* What is needed:
Find "Read out every word on this page." in the records that follow; print that line and each subsequent line through the last one, verbatim and with nothing added.

┌──

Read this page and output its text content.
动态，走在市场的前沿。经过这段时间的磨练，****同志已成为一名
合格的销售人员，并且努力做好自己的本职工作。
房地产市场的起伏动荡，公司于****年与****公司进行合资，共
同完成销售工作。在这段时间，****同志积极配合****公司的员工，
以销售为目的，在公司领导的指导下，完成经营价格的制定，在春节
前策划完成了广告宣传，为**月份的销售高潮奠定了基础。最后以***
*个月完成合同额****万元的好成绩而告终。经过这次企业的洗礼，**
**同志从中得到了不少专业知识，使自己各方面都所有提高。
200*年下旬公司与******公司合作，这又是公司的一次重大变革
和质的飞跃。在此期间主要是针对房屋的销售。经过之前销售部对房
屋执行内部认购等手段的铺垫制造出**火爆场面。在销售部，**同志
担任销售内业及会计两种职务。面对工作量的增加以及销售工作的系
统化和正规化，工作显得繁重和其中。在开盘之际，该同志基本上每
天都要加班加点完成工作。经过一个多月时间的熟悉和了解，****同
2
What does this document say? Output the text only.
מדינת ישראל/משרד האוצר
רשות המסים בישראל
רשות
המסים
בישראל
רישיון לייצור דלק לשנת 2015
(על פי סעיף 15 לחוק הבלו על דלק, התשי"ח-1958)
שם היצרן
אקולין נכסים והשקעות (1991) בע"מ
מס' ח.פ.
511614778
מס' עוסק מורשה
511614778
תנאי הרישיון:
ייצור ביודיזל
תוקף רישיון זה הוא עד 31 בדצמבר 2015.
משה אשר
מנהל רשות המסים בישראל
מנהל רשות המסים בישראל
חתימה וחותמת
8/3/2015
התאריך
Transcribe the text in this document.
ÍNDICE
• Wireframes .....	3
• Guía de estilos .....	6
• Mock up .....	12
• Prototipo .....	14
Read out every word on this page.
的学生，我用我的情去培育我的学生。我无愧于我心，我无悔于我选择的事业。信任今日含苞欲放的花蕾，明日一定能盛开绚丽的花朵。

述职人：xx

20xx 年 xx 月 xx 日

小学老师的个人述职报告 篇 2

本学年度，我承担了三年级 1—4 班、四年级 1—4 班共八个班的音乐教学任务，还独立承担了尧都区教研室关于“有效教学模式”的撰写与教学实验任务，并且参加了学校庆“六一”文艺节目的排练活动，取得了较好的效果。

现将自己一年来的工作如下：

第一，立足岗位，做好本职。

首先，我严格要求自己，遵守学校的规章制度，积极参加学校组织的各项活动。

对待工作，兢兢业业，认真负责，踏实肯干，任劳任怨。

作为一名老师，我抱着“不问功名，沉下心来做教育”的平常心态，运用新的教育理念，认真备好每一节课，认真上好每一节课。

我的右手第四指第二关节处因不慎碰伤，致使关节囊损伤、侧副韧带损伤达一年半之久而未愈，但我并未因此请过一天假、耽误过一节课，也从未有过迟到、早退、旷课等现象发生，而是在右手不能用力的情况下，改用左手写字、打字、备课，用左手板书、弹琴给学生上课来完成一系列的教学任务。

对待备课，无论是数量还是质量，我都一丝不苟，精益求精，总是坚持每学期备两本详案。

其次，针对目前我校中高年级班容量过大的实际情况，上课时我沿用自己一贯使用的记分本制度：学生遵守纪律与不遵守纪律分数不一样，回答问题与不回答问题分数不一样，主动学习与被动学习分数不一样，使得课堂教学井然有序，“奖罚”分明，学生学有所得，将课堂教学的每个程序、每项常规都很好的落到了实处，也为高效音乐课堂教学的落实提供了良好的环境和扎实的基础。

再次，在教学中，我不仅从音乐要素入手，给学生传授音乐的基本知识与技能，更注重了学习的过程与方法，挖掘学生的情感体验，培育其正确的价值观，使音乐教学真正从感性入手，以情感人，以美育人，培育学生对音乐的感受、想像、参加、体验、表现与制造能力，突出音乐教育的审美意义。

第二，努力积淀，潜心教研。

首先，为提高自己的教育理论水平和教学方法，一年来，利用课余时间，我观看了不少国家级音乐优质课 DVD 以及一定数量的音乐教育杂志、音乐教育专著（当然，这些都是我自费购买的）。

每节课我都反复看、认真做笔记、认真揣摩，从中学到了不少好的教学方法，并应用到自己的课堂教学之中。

└──

* Output below:
Read out every word on this page.
的学生，我用我的情去培育我的学生。我无愧于我心，我无悔于我选择的事业。信任今日含苞欲放的花蕾，明日一定能盛开绚丽的花朵。

述职人：xx

20xx 年 xx 月 xx 日

小学老师的个人述职报告 篇 2

本学年度，我承担了三年级 1—4 班、四年级 1—4 班共八个班的音乐教学任务，还独立承担了尧都区教研室关于“有效教学模式”的撰写与教学实验任务，并且参加了学校庆“六一”文艺节目的排练活动，取得了较好的效果。

现将自己一年来的工作如下：

第一，立足岗位，做好本职。

首先，我严格要求自己，遵守学校的规章制度，积极参加学校组织的各项活动。

对待工作，兢兢业业，认真负责，踏实肯干，任劳任怨。

作为一名老师，我抱着“不问功名，沉下心来做教育”的平常心态，运用新的教育理念，认真备好每一节课，认真上好每一节课。

我的右手第四指第二关节处因不慎碰伤，致使关节囊损伤、侧副韧带损伤达一年半之久而未愈，但我并未因此请过一天假、耽误过一节课，也从未有过迟到、早退、旷课等现象发生，而是在右手不能用力的情况下，改用左手写字、打字、备课，用左手板书、弹琴给学生上课来完成一系列的教学任务。

对待备课，无论是数量还是质量，我都一丝不苟，精益求精，总是坚持每学期备两本详案。

其次，针对目前我校中高年级班容量过大的实际情况，上课时我沿用自己一贯使用的记分本制度：学生遵守纪律与不遵守纪律分数不一样，回答问题与不回答问题分数不一样，主动学习与被动学习分数不一样，使得课堂教学井然有序，“奖罚”分明，学生学有所得，将课堂教学的每个程序、每项常规都很好的落到了实处，也为高效音乐课堂教学的落实提供了良好的环境和扎实的基础。

再次，在教学中，我不仅从音乐要素入手，给学生传授音乐的基本知识与技能，更注重了学习的过程与方法，挖掘学生的情感体验，培育其正确的价值观，使音乐教学真正从感性入手，以情感人，以美育人，培育学生对音乐的感受、想像、参加、体验、表现与制造能力，突出音乐教育的审美意义。

第二，努力积淀，潜心教研。

首先，为提高自己的教育理论水平和教学方法，一年来，利用课余时间，我观看了不少国家级音乐优质课 DVD 以及一定数量的音乐教育杂志、音乐教育专著（当然，这些都是我自费购买的）。

每节课我都反复看、认真做笔记、认真揣摩，从中学到了不少好的教学方法，并应用到自己的课堂教学之中。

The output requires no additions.